PROBLEM DESCRIPTION = Please turn everything from the first of the rows below down to and including the line that contains "undo-button[interactable] — [1390, 600, 1596, 704]" into a numbered list, leaving out any blank lines.

MATERIAL =
- - -
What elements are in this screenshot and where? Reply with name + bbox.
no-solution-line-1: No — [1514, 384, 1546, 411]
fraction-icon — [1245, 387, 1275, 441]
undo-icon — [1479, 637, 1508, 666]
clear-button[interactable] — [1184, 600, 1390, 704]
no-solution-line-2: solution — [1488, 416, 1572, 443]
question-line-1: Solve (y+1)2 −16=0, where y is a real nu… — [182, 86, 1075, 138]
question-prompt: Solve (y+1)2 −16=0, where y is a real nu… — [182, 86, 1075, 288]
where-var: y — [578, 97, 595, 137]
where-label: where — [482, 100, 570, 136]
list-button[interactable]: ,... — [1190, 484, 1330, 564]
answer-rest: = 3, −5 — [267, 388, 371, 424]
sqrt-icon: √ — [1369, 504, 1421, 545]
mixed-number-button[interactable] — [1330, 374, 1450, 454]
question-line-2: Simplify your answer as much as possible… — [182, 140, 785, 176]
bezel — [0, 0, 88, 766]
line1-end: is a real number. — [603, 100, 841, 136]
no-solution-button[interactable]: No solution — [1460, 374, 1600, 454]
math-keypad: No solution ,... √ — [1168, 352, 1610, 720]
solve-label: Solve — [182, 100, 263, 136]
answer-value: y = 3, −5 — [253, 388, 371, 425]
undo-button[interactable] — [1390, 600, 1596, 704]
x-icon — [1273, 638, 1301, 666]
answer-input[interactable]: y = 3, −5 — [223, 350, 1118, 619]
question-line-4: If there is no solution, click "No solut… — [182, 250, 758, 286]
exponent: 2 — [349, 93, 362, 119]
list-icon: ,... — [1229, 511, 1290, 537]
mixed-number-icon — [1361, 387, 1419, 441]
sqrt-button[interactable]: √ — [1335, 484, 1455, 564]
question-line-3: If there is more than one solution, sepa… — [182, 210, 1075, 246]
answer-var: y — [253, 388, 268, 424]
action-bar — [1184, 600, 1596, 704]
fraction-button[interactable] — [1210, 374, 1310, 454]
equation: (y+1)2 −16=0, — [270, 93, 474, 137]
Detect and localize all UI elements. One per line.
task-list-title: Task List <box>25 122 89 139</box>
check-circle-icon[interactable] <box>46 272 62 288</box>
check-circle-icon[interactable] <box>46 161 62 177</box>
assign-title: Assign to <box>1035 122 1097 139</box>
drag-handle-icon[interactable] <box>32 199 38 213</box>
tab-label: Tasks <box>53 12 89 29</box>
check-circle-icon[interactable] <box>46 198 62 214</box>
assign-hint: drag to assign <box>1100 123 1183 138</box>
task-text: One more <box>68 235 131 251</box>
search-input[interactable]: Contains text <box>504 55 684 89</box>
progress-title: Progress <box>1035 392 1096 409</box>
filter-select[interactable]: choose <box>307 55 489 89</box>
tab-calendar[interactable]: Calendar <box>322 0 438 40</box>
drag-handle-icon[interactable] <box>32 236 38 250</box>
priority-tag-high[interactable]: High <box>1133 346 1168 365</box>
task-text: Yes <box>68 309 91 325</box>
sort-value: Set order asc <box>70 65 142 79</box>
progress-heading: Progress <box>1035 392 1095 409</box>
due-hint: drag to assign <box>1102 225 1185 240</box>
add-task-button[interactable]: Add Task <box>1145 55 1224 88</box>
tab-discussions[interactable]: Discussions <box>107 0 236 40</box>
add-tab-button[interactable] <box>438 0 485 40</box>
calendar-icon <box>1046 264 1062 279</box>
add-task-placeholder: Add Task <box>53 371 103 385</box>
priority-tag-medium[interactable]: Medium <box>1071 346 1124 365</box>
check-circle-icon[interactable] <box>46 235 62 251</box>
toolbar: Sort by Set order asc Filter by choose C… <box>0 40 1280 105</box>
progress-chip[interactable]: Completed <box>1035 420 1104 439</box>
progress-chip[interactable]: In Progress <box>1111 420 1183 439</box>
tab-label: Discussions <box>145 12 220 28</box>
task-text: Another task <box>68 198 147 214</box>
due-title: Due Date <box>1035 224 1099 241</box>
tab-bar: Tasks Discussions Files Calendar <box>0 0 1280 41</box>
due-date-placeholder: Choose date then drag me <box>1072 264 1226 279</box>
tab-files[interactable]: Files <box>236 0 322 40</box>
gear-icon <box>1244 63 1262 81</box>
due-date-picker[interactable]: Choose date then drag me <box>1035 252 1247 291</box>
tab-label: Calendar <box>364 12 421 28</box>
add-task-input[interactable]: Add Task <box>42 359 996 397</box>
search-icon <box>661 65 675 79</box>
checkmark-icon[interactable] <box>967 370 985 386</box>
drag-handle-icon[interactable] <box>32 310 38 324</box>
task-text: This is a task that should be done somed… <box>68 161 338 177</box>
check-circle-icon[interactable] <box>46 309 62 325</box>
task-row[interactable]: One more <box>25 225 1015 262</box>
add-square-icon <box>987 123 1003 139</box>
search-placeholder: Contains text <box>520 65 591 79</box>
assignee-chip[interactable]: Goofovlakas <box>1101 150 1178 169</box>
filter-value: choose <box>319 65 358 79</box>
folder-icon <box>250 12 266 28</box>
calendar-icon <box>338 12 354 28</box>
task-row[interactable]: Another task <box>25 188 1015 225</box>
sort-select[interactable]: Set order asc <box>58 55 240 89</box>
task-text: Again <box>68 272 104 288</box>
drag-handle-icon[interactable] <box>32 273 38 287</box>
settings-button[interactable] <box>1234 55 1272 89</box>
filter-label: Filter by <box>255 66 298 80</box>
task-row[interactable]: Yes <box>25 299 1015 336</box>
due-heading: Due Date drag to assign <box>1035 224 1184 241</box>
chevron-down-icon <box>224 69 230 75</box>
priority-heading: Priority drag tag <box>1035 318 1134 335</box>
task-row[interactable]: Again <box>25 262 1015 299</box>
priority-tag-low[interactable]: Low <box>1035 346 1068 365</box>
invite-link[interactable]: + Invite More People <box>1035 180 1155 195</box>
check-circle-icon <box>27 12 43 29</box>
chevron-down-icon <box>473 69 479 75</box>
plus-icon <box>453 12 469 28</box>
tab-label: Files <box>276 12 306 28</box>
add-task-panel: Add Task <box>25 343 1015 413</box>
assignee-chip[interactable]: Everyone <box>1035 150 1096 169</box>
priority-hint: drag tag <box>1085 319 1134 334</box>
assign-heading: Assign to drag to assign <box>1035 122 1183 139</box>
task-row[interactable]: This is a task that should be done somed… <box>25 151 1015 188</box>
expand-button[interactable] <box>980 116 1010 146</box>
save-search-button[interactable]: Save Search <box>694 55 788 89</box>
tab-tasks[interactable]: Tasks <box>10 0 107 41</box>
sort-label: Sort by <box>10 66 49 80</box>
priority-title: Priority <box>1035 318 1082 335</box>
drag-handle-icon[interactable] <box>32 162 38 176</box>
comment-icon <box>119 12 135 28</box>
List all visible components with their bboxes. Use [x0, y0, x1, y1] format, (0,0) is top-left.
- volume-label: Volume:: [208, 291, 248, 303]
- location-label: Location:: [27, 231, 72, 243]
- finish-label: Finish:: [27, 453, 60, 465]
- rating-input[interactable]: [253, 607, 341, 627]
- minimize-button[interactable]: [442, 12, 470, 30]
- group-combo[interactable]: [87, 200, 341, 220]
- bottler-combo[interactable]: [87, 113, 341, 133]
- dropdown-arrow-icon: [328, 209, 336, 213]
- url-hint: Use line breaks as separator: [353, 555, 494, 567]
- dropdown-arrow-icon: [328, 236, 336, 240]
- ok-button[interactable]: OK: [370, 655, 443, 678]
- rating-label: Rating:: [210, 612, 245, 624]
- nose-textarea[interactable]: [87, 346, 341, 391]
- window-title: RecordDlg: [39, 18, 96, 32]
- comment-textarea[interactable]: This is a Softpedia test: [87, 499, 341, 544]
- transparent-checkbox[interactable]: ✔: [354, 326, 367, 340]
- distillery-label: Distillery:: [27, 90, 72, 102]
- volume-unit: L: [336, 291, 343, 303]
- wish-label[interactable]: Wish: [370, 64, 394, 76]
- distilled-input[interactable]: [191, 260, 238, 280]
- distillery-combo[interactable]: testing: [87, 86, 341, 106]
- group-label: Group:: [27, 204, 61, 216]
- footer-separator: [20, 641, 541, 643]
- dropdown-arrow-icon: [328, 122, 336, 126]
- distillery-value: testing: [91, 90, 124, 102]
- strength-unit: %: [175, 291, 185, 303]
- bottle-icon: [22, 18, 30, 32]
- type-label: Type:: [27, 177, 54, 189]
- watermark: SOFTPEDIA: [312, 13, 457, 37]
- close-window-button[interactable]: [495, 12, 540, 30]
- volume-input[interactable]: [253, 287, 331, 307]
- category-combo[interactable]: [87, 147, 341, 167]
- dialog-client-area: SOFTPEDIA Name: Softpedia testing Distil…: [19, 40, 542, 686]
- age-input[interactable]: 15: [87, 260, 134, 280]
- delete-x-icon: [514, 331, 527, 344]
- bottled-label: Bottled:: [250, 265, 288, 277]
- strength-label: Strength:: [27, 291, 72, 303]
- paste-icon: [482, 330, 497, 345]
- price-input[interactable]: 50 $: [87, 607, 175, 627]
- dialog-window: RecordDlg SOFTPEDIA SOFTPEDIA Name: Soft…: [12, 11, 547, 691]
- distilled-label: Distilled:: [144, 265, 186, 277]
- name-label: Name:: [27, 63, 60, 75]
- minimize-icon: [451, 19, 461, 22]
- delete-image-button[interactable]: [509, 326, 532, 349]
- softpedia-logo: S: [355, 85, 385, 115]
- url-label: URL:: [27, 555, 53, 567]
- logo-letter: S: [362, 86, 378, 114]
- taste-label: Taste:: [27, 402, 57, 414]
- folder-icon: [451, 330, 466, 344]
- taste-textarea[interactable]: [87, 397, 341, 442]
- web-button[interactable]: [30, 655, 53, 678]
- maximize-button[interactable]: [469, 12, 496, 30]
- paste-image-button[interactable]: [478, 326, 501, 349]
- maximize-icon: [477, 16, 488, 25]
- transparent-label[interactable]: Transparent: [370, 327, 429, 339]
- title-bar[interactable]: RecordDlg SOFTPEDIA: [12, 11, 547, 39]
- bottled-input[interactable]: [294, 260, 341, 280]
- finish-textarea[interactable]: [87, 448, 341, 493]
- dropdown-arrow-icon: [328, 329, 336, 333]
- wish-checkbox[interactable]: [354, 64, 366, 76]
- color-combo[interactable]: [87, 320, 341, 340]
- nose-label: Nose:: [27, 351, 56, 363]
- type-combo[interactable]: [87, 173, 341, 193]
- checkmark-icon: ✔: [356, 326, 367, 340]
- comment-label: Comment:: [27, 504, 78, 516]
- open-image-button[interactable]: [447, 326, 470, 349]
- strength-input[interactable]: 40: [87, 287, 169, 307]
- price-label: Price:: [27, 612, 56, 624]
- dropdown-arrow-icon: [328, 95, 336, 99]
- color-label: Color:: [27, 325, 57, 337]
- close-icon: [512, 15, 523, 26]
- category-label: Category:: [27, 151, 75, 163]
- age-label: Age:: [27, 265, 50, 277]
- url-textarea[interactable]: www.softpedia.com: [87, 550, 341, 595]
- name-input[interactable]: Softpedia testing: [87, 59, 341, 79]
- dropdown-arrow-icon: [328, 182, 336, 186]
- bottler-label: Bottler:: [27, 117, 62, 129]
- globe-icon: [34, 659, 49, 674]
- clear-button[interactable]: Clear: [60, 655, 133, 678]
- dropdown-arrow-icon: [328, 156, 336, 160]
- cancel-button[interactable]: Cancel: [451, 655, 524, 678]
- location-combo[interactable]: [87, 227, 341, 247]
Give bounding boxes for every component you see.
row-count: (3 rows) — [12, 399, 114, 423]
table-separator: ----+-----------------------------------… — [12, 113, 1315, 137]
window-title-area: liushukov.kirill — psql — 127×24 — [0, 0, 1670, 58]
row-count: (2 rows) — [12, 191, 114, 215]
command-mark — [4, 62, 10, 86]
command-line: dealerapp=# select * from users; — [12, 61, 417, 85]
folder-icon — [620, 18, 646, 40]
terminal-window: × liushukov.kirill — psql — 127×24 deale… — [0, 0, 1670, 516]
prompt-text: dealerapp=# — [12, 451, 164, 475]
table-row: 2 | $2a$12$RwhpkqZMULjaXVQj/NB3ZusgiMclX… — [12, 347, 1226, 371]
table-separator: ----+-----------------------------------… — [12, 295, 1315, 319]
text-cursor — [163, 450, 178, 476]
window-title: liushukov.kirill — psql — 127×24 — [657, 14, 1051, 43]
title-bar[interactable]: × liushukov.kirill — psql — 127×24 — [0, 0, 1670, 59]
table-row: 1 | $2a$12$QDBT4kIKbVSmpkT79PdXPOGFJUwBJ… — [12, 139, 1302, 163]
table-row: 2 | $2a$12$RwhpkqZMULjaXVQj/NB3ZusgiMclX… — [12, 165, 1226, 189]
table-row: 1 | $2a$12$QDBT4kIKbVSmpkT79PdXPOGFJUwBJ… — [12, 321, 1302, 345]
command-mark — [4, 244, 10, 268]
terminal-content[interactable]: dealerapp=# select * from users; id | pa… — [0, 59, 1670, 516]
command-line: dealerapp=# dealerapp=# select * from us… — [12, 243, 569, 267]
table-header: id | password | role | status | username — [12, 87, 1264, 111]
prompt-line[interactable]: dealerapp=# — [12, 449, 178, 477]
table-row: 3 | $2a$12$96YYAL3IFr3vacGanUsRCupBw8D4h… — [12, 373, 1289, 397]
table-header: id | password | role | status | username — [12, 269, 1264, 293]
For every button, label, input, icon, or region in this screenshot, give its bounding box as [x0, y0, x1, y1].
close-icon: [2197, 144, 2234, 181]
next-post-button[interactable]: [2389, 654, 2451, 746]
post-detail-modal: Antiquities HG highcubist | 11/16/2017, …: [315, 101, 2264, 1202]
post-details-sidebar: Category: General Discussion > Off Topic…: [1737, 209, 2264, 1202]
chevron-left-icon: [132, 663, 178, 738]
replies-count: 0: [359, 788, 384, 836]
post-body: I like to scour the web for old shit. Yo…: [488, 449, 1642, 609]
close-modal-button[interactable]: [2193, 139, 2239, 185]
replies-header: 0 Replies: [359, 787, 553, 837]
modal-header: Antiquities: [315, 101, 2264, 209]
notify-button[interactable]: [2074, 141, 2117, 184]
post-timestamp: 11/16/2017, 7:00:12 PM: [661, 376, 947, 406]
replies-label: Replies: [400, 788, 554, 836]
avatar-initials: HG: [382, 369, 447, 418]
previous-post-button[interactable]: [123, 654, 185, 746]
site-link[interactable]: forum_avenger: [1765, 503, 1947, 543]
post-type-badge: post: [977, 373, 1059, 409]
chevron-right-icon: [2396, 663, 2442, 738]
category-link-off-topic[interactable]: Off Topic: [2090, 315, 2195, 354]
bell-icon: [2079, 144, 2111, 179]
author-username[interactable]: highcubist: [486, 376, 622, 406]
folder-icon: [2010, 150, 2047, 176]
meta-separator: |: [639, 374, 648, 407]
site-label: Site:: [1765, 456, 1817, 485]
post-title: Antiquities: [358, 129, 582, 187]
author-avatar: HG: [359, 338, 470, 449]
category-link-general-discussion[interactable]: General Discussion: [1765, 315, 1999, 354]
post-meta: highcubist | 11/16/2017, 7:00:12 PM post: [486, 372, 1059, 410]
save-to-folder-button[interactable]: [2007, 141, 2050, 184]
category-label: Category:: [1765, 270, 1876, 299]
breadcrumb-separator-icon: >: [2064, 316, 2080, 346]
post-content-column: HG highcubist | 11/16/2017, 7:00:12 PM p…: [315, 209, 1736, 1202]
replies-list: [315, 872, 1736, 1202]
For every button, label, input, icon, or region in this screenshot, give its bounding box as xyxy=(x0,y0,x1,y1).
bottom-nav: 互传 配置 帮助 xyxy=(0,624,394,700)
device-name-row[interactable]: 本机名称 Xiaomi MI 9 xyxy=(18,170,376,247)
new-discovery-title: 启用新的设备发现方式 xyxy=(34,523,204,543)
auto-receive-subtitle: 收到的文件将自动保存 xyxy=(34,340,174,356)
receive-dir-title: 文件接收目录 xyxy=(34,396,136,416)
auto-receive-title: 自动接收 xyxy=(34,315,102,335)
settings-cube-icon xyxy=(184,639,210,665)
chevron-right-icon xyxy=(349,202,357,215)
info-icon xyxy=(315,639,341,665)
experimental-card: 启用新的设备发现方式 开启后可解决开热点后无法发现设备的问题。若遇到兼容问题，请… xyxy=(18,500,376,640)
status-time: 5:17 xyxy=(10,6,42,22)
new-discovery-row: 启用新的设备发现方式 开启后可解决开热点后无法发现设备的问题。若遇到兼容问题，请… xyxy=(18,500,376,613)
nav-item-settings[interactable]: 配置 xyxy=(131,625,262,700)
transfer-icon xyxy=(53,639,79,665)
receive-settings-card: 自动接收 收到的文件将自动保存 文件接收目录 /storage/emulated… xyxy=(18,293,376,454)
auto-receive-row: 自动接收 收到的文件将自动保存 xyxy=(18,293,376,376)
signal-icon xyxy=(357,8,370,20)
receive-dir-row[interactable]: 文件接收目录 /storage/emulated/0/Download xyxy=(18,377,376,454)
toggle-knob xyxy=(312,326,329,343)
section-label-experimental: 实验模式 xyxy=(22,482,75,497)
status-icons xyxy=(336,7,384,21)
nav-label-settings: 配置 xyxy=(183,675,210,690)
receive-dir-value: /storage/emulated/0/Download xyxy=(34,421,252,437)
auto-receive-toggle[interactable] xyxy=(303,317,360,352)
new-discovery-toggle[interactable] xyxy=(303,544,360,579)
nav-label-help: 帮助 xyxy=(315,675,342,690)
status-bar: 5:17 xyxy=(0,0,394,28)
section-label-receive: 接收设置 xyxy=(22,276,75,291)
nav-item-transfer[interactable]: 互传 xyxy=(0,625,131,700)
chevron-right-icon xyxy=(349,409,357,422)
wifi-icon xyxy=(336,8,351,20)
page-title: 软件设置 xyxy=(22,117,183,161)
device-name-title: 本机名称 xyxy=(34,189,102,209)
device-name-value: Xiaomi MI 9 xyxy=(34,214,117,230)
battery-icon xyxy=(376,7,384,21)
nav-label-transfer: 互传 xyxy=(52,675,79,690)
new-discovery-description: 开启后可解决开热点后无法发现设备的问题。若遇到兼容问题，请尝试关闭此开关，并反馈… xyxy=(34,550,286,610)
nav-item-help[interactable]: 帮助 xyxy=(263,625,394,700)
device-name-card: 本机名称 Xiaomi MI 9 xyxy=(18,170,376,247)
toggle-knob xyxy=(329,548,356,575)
- - -
FINISHED TASK =
1. What elements are in this screenshot and where? Reply with name + bbox.
2. no-solution-line-1: No — [1514, 384, 1546, 411]
3. fraction-icon — [1245, 387, 1275, 441]
4. undo-icon — [1479, 637, 1508, 666]
5. clear-button[interactable] — [1184, 600, 1390, 704]
6. no-solution-line-2: solution — [1488, 416, 1572, 443]
7. question-line-1: Solve (y+1)2 −16=0, where y is a real nu… — [182, 86, 1075, 138]
8. question-prompt: Solve (y+1)2 −16=0, where y is a real nu… — [182, 86, 1075, 288]
9. where-var: y — [578, 97, 595, 137]
10. where-label: where — [482, 100, 570, 136]
11. list-button[interactable]: ,... — [1190, 484, 1330, 564]
12. answer-rest: = 3, −5 — [267, 388, 371, 424]
13. sqrt-icon: √ — [1369, 504, 1421, 545]
14. mixed-number-button[interactable] — [1330, 374, 1450, 454]
15. question-line-2: Simplify your answer as much as possible… — [182, 140, 785, 176]
16. bezel — [0, 0, 88, 766]
17. line1-end: is a real number. — [603, 100, 841, 136]
18. no-solution-button[interactable]: No solution — [1460, 374, 1600, 454]
19. math-keypad: No solution ,... √ — [1168, 352, 1610, 720]
20. solve-label: Solve — [182, 100, 263, 136]
21. answer-value: y = 3, −5 — [253, 388, 371, 425]
22. undo-button[interactable] — [1390, 600, 1596, 704]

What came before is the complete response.